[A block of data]
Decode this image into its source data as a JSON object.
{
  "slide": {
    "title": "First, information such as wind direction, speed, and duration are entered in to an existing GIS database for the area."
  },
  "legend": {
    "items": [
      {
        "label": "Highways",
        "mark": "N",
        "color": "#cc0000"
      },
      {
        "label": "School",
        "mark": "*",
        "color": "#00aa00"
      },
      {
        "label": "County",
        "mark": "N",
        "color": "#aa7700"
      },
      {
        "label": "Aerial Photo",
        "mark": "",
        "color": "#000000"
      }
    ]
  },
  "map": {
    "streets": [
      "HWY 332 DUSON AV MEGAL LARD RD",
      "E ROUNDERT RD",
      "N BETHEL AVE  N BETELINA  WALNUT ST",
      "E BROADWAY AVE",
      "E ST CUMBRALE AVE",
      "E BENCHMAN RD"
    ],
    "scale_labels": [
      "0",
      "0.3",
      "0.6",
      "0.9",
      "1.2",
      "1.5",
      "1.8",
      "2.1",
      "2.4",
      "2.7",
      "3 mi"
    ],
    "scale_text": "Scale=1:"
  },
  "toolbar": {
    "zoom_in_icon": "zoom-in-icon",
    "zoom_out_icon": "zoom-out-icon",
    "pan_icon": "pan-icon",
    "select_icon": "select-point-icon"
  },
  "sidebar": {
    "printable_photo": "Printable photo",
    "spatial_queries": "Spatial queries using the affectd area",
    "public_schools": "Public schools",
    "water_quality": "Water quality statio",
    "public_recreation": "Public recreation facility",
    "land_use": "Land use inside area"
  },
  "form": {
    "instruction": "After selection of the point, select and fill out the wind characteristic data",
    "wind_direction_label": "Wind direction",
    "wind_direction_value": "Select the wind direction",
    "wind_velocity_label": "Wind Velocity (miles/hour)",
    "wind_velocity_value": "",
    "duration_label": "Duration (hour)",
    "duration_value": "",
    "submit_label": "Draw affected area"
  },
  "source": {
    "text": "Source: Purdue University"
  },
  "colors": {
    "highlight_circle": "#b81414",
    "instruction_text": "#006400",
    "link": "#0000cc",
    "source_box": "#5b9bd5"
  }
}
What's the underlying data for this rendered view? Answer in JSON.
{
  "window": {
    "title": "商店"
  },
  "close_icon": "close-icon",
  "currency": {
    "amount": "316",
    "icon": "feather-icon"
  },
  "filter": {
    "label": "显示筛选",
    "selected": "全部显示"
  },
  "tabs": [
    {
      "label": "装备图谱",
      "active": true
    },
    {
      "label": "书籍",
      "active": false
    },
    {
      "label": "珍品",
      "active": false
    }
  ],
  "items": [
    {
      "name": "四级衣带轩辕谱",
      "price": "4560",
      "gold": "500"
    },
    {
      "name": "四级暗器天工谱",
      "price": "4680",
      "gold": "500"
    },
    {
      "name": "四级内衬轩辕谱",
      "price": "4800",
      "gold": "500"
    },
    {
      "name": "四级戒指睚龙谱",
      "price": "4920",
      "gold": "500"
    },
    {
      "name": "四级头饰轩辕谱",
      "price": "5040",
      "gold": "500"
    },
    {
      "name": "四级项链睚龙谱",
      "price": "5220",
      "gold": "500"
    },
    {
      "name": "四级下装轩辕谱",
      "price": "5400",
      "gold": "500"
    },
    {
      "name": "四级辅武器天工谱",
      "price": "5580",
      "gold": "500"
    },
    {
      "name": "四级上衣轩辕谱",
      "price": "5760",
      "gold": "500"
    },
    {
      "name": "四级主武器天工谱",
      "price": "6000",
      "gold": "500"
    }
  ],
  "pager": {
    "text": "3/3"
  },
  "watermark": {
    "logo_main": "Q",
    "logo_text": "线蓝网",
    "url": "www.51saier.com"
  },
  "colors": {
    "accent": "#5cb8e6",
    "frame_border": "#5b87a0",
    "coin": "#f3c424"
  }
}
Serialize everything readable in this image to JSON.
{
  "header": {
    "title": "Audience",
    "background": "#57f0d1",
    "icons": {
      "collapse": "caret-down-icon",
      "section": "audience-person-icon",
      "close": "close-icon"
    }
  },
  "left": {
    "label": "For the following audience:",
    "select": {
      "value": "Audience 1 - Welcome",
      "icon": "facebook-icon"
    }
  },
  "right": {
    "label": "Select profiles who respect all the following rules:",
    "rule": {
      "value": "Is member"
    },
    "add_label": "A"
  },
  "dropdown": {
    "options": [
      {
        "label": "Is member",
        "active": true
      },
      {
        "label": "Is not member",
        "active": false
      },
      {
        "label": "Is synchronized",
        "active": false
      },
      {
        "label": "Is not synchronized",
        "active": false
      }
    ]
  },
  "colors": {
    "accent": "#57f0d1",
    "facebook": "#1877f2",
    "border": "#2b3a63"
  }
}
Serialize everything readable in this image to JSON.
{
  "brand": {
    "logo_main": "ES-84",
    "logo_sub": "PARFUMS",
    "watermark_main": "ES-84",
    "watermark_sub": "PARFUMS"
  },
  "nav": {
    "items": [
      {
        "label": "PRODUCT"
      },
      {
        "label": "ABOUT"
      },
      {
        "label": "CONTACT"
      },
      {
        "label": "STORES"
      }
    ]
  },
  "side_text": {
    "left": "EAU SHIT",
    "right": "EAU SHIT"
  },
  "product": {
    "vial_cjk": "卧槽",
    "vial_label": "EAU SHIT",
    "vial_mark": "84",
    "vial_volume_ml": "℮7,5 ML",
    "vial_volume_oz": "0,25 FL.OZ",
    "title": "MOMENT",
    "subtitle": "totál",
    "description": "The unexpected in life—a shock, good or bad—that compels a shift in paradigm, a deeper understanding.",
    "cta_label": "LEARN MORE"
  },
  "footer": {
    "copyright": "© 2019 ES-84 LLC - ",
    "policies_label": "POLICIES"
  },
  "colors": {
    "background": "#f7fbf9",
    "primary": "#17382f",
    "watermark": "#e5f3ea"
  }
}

> [GOAL] Extract each line of the listing above, copying it word for word.

> [FINISHED EXERCISE]
Decode this image into its source data as a JSON object.
{
  "slide": {
    "title": "First, information such as wind direction, speed, and duration are entered in to an existing GIS database for the area."
  },
  "legend": {
    "items": [
      {
        "label": "Highways",
        "mark": "N",
        "color": "#cc0000"
      },
      {
        "label": "School",
        "mark": "*",
        "color": "#00aa00"
      },
      {
        "label": "County",
        "mark": "N",
        "color": "#aa7700"
      },
      {
        "label": "Aerial Photo",
        "mark": "",
        "color": "#000000"
      }
    ]
  },
  "map": {
    "streets": [
      "HWY 332 DUSON AV MEGAL LARD RD",
      "E ROUNDERT RD",
      "N BETHEL AVE  N BETELINA  WALNUT ST",
      "E BROADWAY AVE",
      "E ST CUMBRALE AVE",
      "E BENCHMAN RD"
    ],
    "scale_labels": [
      "0",
      "0.3",
      "0.6",
      "0.9",
      "1.2",
      "1.5",
      "1.8",
      "2.1",
      "2.4",
      "2.7",
      "3 mi"
    ],
    "scale_text": "Scale=1:"
  },
  "toolbar": {
    "zoom_in_icon": "zoom-in-icon",
    "zoom_out_icon": "zoom-out-icon",
    "pan_icon": "pan-icon",
    "select_icon": "select-point-icon"
  },
  "sidebar": {
    "printable_photo": "Printable photo",
    "spatial_queries": "Spatial queries using the affectd area",
    "public_schools": "Public schools",
    "water_quality": "Water quality statio",
    "public_recreation": "Public recreation facility",
    "land_use": "Land use inside area"
  },
  "form": {
    "instruction": "After selection of the point, select and fill out the wind characteristic data",
    "wind_direction_label": "Wind direction",
    "wind_direction_value": "Select the wind direction",
    "wind_velocity_label": "Wind Velocity (miles/hour)",
    "wind_velocity_value": "",
    "duration_label": "Duration (hour)",
    "duration_value": "",
    "submit_label": "Draw affected area"
  },
  "source": {
    "text": "Source: Purdue University"
  },
  "colors": {
    "highlight_circle": "#b81414",
    "instruction_text": "#006400",
    "link": "#0000cc",
    "source_box": "#5b9bd5"
  }
}
What's the underlying data for this rendered view? Answer in JSON.
{
  "window": {
    "title": "商店"
  },
  "close_icon": "close-icon",
  "currency": {
    "amount": "316",
    "icon": "feather-icon"
  },
  "filter": {
    "label": "显示筛选",
    "selected": "全部显示"
  },
  "tabs": [
    {
      "label": "装备图谱",
      "active": true
    },
    {
      "label": "书籍",
      "active": false
    },
    {
      "label": "珍品",
      "active": false
    }
  ],
  "items": [
    {
      "name": "四级衣带轩辕谱",
      "price": "4560",
      "gold": "500"
    },
    {
      "name": "四级暗器天工谱",
      "price": "4680",
      "gold": "500"
    },
    {
      "name": "四级内衬轩辕谱",
      "price": "4800",
      "gold": "500"
    },
    {
      "name": "四级戒指睚龙谱",
      "price": "4920",
      "gold": "500"
    },
    {
      "name": "四级头饰轩辕谱",
      "price": "5040",
      "gold": "500"
    },
    {
      "name": "四级项链睚龙谱",
      "price": "5220",
      "gold": "500"
    },
    {
      "name": "四级下装轩辕谱",
      "price": "5400",
      "gold": "500"
    },
    {
      "name": "四级辅武器天工谱",
      "price": "5580",
      "gold": "500"
    },
    {
      "name": "四级上衣轩辕谱",
      "price": "5760",
      "gold": "500"
    },
    {
      "name": "四级主武器天工谱",
      "price": "6000",
      "gold": "500"
    }
  ],
  "pager": {
    "text": "3/3"
  },
  "watermark": {
    "logo_main": "Q",
    "logo_text": "线蓝网",
    "url": "www.51saier.com"
  },
  "colors": {
    "accent": "#5cb8e6",
    "frame_border": "#5b87a0",
    "coin": "#f3c424"
  }
}
Serialize everything readable in this image to JSON.
{
  "header": {
    "title": "Audience",
    "background": "#57f0d1",
    "icons": {
      "collapse": "caret-down-icon",
      "section": "audience-person-icon",
      "close": "close-icon"
    }
  },
  "left": {
    "label": "For the following audience:",
    "select": {
      "value": "Audience 1 - Welcome",
      "icon": "facebook-icon"
    }
  },
  "right": {
    "label": "Select profiles who respect all the following rules:",
    "rule": {
      "value": "Is member"
    },
    "add_label": "A"
  },
  "dropdown": {
    "options": [
      {
        "label": "Is member",
        "active": true
      },
      {
        "label": "Is not member",
        "active": false
      },
      {
        "label": "Is synchronized",
        "active": false
      },
      {
        "label": "Is not synchronized",
        "active": false
      }
    ]
  },
  "colors": {
    "accent": "#57f0d1",
    "facebook": "#1877f2",
    "border": "#2b3a63"
  }
}
Serialize everything readable in this image to JSON.
{
  "brand": {
    "logo_main": "ES-84",
    "logo_sub": "PARFUMS",
    "watermark_main": "ES-84",
    "watermark_sub": "PARFUMS"
  },
  "nav": {
    "items": [
      {
        "label": "PRODUCT"
      },
      {
        "label": "ABOUT"
      },
      {
        "label": "CONTACT"
      },
      {
        "label": "STORES"
      }
    ]
  },
  "side_text": {
    "left": "EAU SHIT",
    "right": "EAU SHIT"
  },
  "product": {
    "vial_cjk": "卧槽",
    "vial_label": "EAU SHIT",
    "vial_mark": "84",
    "vial_volume_ml": "℮7,5 ML",
    "vial_volume_oz": "0,25 FL.OZ",
    "title": "MOMENT",
    "subtitle": "totál",
    "description": "The unexpected in life—a shock, good or bad—that compels a shift in paradigm, a deeper understanding.",
    "cta_label": "LEARN MORE"
  },
  "footer": {
    "copyright": "© 2019 ES-84 LLC - ",
    "policies_label": "POLICIES"
  },
  "colors": {
    "background": "#f7fbf9",
    "primary": "#17382f",
    "watermark": "#e5f3ea"
  }
}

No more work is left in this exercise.